[Part of a data file]

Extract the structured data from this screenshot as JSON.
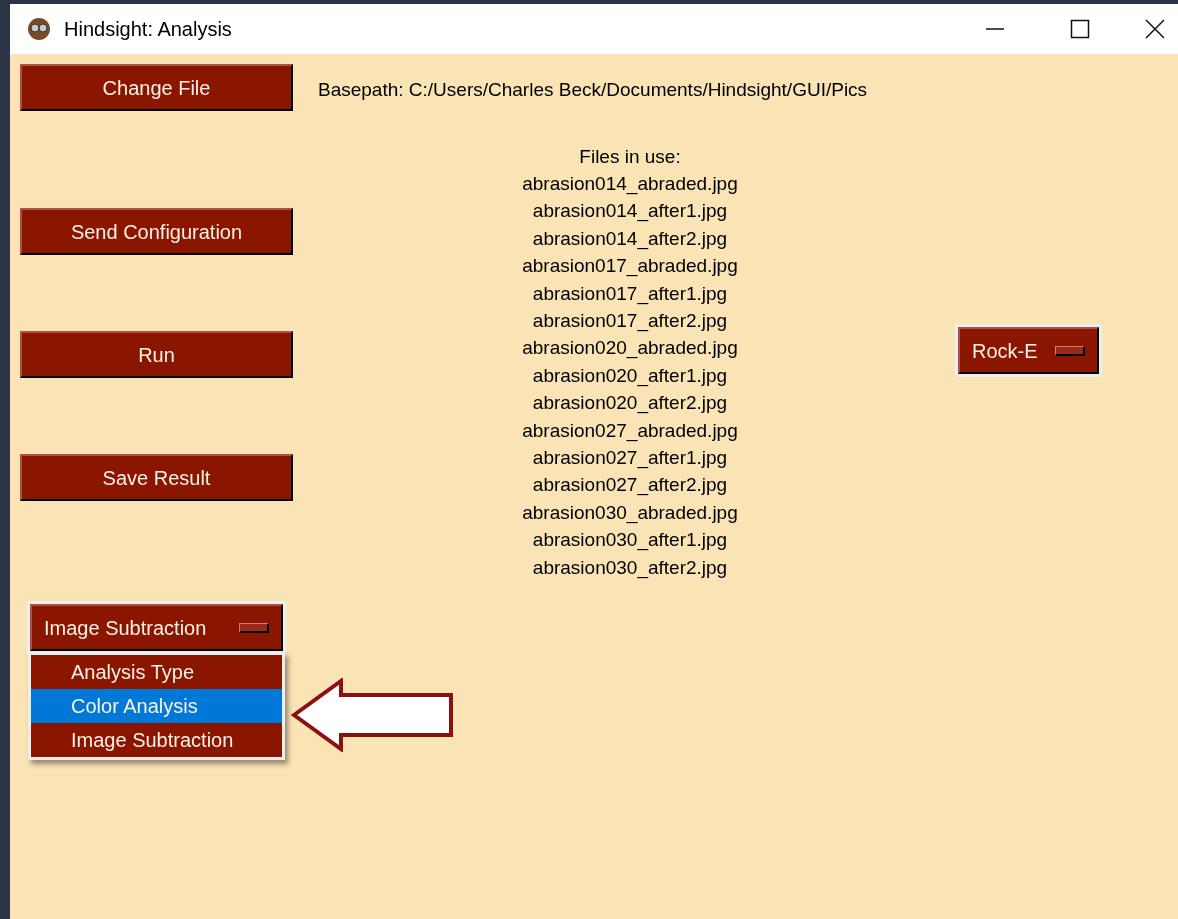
{
  "window": {
    "title": "Hindsight: Analysis"
  },
  "buttons": [
    "Change File",
    "Send Configuration",
    "Run",
    "Save Result"
  ],
  "basepath": "Basepath: C:/Users/Charles Beck/Documents/Hindsight/GUI/Pics",
  "files": {
    "heading": "Files in use:",
    "items": [
      "abrasion014_abraded.jpg",
      "abrasion014_after1.jpg",
      "abrasion014_after2.jpg",
      "abrasion017_abraded.jpg",
      "abrasion017_after1.jpg",
      "abrasion017_after2.jpg",
      "abrasion020_abraded.jpg",
      "abrasion020_after1.jpg",
      "abrasion020_after2.jpg",
      "abrasion027_abraded.jpg",
      "abrasion027_after1.jpg",
      "abrasion027_after2.jpg",
      "abrasion030_abraded.jpg",
      "abrasion030_after1.jpg",
      "abrasion030_after2.jpg"
    ]
  },
  "analysis_menu": {
    "value": "Image Subtraction",
    "expanded": true,
    "options": [
      {
        "label": "Analysis Type",
        "highlighted": false
      },
      {
        "label": "Color Analysis",
        "highlighted": true
      },
      {
        "label": "Image Subtraction",
        "highlighted": false
      }
    ]
  },
  "rock_menu": {
    "value": "Rock-E"
  }
}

* [WHAT TO WORK ON] Repeat each line of the records above exactly, but do not copy the pictures.

* [PROBLEM SOLUTION]
Extract the structured data from this screenshot as JSON.
{
  "window": {
    "title": "Hindsight: Analysis"
  },
  "buttons": [
    "Change File",
    "Send Configuration",
    "Run",
    "Save Result"
  ],
  "basepath": "Basepath: C:/Users/Charles Beck/Documents/Hindsight/GUI/Pics",
  "files": {
    "heading": "Files in use:",
    "items": [
      "abrasion014_abraded.jpg",
      "abrasion014_after1.jpg",
      "abrasion014_after2.jpg",
      "abrasion017_abraded.jpg",
      "abrasion017_after1.jpg",
      "abrasion017_after2.jpg",
      "abrasion020_abraded.jpg",
      "abrasion020_after1.jpg",
      "abrasion020_after2.jpg",
      "abrasion027_abraded.jpg",
      "abrasion027_after1.jpg",
      "abrasion027_after2.jpg",
      "abrasion030_abraded.jpg",
      "abrasion030_after1.jpg",
      "abrasion030_after2.jpg"
    ]
  },
  "analysis_menu": {
    "value": "Image Subtraction",
    "expanded": true,
    "options": [
      {
        "label": "Analysis Type",
        "highlighted": false
      },
      {
        "label": "Color Analysis",
        "highlighted": true
      },
      {
        "label": "Image Subtraction",
        "highlighted": false
      }
    ]
  },
  "rock_menu": {
    "value": "Rock-E"
  }
}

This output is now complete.